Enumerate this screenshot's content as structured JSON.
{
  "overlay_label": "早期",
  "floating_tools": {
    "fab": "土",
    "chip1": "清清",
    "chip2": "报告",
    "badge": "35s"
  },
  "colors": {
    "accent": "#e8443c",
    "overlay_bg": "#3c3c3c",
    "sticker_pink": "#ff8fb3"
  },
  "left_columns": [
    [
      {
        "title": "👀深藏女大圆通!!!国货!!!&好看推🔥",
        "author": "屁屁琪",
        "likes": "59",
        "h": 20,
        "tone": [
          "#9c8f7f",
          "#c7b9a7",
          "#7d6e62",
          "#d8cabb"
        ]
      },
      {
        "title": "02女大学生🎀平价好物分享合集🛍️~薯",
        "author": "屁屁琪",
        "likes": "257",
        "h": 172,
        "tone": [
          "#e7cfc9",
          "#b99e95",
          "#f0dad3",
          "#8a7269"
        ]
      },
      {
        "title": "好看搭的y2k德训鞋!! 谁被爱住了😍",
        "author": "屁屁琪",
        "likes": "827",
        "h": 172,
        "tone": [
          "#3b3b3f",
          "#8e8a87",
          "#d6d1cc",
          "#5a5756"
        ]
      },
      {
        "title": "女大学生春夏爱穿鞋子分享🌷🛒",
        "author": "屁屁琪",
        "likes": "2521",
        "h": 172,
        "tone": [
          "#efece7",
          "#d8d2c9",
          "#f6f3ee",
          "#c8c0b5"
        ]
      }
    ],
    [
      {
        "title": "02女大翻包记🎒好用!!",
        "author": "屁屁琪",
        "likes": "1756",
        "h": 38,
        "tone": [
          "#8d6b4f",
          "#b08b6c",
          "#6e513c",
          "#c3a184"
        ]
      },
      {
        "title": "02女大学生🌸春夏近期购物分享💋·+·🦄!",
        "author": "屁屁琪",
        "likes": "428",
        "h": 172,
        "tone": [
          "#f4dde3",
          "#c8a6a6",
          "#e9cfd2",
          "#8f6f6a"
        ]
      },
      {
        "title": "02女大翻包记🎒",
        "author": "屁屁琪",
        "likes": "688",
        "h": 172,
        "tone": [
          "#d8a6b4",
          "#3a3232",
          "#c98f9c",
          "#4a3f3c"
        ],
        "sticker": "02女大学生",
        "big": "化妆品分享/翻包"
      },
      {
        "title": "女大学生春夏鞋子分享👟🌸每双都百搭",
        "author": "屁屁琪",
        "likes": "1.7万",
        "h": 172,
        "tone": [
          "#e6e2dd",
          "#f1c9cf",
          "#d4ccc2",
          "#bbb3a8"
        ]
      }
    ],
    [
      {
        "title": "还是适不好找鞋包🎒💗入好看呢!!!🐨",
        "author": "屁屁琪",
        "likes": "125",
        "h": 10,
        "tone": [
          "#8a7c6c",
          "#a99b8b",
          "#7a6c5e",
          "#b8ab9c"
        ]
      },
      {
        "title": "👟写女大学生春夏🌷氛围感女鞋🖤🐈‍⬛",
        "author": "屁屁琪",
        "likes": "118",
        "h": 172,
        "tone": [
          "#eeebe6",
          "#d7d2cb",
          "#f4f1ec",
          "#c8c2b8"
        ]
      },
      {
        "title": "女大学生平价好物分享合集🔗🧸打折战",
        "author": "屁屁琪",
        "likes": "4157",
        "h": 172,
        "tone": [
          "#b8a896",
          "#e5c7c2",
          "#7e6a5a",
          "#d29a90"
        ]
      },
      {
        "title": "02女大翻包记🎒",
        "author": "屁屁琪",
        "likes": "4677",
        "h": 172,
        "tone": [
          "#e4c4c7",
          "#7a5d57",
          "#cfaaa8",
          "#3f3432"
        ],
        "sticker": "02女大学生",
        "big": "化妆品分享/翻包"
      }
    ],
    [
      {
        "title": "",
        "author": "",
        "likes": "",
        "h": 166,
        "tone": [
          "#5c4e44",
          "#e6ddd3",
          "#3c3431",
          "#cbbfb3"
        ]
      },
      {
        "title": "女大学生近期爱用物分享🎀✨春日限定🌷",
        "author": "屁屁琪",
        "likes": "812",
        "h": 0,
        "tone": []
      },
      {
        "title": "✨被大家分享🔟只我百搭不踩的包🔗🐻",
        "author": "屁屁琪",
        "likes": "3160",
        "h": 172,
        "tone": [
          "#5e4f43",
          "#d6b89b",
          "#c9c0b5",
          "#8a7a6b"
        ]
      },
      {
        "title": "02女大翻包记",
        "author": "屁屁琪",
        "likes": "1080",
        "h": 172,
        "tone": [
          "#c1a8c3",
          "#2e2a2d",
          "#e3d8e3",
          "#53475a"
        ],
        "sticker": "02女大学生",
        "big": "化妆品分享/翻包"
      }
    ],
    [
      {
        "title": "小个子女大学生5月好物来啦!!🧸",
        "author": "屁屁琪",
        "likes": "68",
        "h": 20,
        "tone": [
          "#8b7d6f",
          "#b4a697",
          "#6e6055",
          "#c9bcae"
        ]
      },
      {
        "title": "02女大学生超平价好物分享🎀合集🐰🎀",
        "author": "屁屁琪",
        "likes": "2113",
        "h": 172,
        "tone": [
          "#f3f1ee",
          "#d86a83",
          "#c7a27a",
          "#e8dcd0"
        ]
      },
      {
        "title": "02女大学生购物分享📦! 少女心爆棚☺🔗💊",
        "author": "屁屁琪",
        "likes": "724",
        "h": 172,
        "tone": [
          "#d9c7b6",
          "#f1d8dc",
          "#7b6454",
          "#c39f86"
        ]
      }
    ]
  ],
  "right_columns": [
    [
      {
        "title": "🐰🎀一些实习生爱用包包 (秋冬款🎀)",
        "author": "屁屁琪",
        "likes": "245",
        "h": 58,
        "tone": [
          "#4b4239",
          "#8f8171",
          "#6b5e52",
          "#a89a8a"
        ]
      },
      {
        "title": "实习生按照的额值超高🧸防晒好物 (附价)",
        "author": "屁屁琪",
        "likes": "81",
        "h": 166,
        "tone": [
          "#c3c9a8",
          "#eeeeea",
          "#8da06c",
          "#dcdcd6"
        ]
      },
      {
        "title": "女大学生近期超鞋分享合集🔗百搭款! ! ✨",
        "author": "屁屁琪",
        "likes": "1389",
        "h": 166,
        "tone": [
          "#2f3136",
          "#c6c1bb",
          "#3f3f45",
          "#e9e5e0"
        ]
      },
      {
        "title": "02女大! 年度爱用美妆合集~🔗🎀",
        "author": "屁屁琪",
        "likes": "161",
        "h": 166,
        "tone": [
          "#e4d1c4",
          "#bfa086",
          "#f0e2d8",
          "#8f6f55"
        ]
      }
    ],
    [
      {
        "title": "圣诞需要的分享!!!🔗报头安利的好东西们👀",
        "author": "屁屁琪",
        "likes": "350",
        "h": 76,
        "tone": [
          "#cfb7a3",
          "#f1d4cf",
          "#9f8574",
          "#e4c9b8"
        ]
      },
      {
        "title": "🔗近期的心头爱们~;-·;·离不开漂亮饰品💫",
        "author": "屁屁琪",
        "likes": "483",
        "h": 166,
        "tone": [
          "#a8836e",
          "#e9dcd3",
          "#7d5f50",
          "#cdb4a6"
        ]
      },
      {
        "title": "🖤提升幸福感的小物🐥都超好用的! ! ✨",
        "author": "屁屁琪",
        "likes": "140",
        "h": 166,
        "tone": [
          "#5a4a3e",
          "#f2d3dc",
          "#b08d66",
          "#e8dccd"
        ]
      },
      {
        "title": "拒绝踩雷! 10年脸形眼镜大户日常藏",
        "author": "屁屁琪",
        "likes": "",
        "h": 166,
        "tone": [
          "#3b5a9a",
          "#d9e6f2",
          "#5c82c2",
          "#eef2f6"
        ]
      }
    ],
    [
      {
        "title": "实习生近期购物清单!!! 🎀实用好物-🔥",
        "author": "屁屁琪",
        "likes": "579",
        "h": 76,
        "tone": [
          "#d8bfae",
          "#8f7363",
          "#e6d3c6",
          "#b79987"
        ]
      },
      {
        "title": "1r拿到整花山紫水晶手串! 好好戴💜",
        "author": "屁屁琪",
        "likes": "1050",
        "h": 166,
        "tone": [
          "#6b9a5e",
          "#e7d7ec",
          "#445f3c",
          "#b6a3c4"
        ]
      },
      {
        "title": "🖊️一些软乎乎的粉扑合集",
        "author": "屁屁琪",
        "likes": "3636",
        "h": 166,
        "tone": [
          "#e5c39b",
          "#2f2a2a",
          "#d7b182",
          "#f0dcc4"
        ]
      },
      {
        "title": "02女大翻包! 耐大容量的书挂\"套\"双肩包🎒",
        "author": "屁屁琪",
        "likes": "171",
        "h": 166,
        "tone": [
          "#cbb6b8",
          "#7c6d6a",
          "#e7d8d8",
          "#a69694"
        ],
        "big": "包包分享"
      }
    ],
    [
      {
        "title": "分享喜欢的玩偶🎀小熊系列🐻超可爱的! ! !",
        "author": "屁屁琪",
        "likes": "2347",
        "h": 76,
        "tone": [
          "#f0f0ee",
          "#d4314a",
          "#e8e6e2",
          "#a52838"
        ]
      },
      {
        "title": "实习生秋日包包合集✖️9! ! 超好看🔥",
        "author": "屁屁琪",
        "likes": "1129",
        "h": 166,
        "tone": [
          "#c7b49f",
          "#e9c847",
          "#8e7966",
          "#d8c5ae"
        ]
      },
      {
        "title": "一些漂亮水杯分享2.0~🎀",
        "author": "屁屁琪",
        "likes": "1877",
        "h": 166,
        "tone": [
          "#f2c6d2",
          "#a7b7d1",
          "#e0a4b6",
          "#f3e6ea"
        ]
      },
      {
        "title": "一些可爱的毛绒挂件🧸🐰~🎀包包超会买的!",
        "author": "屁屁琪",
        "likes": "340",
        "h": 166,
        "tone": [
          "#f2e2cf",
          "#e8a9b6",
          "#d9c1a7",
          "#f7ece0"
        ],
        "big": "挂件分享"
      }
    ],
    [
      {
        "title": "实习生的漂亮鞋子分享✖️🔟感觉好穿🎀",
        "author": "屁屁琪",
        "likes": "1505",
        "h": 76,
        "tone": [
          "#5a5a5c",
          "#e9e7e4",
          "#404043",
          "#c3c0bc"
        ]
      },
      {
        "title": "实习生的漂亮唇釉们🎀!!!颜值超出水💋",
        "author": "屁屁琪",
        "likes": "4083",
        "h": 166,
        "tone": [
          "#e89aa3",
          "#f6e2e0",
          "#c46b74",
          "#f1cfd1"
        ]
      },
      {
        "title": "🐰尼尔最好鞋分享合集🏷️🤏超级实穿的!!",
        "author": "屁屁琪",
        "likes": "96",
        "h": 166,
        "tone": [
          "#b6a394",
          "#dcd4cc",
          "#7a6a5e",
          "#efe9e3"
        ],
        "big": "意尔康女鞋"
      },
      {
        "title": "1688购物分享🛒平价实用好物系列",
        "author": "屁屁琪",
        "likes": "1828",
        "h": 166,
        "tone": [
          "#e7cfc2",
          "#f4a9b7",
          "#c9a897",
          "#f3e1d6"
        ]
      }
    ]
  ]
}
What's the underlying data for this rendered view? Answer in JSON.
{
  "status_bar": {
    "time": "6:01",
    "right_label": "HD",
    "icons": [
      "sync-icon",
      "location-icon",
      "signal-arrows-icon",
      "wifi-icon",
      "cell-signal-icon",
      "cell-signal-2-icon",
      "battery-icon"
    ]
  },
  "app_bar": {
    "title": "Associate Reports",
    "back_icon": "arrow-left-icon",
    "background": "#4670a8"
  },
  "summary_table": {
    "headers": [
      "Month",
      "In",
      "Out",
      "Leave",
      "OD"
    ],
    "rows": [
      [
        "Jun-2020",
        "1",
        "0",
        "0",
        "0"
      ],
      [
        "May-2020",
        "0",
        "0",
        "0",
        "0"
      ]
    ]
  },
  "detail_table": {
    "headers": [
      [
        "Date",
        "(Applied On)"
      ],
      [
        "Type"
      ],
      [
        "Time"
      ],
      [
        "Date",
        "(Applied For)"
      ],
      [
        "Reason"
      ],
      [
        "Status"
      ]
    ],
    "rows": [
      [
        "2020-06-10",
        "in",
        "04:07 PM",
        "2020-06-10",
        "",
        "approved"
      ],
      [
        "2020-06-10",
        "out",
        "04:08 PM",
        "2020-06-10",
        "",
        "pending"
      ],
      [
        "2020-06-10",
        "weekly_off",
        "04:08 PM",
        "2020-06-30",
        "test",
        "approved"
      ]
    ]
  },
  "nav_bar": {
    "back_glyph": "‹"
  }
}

• _SHORT EXERCISE_
Check each line of the entries above for the word "this". List the ones that have it.

• _WRITTEN SOLUTION_
Enumerate this screenshot's content as structured JSON.
What's the underlying data for this rendered view? Answer in JSON.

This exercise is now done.